EXERCISE OBJECTIVE. Copy down every line where the string "that" shows up.

[Stored records]
· · · · · · ·

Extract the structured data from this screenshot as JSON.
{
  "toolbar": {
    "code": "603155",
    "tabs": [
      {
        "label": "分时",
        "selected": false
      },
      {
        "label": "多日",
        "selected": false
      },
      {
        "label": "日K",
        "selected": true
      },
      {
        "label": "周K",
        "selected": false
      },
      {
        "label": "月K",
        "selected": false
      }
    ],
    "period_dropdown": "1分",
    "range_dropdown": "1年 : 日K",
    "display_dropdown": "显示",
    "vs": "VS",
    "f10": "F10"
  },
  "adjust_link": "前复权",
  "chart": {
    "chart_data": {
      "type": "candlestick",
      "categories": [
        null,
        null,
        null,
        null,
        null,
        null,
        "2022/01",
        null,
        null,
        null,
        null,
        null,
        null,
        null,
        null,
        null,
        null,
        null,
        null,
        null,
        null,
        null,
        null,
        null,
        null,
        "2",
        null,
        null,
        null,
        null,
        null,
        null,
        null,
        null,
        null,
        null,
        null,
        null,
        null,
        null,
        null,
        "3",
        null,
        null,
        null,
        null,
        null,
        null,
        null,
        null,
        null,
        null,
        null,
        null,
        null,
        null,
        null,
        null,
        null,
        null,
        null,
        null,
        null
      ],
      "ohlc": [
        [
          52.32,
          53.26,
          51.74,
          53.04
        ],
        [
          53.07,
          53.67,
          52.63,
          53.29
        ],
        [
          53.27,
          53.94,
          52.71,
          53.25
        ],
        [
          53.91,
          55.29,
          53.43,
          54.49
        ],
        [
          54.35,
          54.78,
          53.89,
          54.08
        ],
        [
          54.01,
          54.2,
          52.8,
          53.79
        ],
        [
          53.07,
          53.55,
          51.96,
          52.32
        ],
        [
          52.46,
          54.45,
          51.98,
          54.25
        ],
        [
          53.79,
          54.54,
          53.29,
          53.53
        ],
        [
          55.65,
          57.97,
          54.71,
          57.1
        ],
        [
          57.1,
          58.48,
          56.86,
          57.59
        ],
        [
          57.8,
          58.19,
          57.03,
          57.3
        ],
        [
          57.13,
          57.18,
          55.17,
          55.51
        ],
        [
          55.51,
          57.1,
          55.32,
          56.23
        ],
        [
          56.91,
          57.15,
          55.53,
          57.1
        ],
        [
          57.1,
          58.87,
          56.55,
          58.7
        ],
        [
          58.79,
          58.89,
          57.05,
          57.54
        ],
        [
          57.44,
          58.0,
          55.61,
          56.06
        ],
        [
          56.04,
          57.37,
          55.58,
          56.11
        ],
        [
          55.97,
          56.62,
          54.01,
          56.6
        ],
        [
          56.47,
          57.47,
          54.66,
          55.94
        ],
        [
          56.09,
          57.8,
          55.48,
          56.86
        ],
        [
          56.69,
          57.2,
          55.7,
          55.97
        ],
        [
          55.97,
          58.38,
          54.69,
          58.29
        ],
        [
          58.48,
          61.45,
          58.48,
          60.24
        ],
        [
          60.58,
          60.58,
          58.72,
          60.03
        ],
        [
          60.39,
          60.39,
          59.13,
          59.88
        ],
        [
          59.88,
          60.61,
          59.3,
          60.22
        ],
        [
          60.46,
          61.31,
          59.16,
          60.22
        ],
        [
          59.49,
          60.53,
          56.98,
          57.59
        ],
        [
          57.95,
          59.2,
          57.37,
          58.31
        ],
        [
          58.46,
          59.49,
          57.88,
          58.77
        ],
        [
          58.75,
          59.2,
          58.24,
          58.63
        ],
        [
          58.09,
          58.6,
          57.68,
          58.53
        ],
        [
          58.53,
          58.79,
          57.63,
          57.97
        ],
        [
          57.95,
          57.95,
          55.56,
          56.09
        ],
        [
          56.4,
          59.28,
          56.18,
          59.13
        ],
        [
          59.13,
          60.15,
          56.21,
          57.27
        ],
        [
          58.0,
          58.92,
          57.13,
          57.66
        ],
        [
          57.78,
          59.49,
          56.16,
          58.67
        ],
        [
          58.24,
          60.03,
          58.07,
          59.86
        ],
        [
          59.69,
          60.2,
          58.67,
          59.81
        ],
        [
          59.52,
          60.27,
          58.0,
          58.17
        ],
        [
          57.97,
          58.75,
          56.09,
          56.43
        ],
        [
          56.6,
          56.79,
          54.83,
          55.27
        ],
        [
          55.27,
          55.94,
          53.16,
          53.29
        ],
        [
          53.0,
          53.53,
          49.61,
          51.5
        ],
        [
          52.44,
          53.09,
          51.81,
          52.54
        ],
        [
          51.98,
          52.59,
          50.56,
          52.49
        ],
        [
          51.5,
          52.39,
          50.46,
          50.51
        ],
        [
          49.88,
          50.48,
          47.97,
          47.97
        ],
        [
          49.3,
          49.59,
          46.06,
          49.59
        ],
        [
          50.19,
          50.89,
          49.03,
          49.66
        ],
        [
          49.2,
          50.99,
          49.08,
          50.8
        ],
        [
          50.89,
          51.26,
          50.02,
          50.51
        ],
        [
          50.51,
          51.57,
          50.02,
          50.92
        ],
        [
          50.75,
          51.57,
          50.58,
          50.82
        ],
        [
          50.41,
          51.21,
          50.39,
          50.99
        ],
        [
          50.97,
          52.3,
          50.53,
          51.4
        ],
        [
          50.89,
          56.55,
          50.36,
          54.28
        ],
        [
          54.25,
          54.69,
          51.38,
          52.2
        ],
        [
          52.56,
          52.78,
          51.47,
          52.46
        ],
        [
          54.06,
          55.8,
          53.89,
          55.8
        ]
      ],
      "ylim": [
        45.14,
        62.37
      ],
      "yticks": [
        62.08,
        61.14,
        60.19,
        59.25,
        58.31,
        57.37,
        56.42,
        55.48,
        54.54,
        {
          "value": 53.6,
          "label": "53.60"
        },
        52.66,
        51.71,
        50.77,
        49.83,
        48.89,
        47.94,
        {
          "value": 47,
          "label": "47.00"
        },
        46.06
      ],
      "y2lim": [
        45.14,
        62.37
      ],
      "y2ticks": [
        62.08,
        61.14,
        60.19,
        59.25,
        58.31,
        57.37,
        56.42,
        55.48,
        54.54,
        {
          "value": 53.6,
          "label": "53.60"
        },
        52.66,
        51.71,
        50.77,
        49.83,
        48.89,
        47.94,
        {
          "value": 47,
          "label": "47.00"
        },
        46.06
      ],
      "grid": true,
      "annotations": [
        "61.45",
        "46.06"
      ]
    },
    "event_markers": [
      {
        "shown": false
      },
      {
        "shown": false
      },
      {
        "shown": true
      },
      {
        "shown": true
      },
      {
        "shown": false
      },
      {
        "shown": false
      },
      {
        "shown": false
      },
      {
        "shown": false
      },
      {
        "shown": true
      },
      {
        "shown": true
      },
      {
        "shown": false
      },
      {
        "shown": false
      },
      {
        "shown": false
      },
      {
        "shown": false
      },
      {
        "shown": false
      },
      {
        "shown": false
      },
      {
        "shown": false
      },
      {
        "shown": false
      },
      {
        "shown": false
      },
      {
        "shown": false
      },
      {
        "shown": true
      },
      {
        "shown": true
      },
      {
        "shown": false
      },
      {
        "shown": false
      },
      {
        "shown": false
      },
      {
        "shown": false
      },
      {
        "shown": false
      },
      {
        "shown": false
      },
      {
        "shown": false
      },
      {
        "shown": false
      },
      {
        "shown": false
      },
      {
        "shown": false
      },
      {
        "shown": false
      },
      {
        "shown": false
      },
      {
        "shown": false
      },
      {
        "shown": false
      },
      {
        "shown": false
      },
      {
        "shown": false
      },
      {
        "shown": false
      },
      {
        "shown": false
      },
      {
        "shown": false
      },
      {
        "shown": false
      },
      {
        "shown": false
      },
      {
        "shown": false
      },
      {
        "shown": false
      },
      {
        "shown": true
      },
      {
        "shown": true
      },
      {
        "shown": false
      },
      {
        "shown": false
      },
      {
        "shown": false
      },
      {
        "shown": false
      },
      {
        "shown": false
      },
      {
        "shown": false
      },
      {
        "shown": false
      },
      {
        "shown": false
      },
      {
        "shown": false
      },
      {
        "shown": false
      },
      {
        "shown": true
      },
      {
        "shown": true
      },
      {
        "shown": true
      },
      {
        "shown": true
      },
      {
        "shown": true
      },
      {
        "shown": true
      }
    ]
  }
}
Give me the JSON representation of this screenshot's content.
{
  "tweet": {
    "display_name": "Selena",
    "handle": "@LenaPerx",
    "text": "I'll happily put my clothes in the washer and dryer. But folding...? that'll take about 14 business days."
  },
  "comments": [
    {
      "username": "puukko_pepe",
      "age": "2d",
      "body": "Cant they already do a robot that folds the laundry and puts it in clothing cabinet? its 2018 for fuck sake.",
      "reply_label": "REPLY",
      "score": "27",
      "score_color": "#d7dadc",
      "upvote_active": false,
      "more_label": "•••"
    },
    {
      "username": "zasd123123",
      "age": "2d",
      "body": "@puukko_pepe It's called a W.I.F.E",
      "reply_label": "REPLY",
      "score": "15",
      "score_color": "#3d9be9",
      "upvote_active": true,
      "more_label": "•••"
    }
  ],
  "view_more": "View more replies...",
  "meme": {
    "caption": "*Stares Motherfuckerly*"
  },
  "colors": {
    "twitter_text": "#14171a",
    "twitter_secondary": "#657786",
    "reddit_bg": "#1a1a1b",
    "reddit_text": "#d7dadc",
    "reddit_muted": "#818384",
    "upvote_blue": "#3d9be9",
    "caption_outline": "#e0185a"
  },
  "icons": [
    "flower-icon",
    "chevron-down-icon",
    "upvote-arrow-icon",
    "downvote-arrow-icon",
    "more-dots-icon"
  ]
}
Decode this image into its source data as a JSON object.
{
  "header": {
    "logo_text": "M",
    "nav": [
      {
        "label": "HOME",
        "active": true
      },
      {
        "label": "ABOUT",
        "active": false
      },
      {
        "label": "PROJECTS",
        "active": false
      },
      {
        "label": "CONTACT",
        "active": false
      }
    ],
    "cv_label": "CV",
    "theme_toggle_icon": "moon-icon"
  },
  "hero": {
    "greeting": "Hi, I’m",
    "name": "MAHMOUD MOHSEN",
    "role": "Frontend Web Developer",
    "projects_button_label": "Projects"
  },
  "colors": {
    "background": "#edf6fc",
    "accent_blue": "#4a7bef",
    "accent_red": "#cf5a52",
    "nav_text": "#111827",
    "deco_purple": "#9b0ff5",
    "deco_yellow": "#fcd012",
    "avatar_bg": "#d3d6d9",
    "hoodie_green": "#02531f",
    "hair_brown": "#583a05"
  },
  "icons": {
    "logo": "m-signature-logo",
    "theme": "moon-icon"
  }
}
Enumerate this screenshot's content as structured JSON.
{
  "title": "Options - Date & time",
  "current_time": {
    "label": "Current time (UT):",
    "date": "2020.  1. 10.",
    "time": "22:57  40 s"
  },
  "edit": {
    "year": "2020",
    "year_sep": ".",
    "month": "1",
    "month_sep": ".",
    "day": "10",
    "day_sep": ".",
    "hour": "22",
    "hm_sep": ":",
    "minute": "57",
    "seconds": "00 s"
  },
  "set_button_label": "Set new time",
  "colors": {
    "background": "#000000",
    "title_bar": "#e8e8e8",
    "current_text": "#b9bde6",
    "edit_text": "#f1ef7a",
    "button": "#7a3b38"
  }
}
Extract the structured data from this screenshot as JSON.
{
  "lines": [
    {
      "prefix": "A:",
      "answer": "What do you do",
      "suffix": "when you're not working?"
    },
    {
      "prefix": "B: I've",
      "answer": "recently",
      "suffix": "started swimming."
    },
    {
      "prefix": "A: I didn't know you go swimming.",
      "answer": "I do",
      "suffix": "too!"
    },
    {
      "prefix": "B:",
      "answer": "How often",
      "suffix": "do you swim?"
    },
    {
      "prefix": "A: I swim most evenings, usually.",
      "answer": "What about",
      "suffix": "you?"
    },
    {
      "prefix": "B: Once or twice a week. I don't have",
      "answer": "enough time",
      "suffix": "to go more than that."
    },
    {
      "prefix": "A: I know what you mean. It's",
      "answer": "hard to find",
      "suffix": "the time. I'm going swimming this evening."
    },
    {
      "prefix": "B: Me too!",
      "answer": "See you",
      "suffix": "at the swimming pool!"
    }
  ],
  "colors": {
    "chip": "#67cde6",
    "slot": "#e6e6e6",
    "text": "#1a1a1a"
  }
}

· · · · · · ·

THE COMPLETED TASK.
    "text": "I'll happily put my clothes in the washer and dryer. But folding...? that'll take about 14 business days."
      "body": "Cant they already do a robot that folds the laundry and puts it in clothing cabinet? its 2018 for fuck sake.",
      "suffix": "to go more than that."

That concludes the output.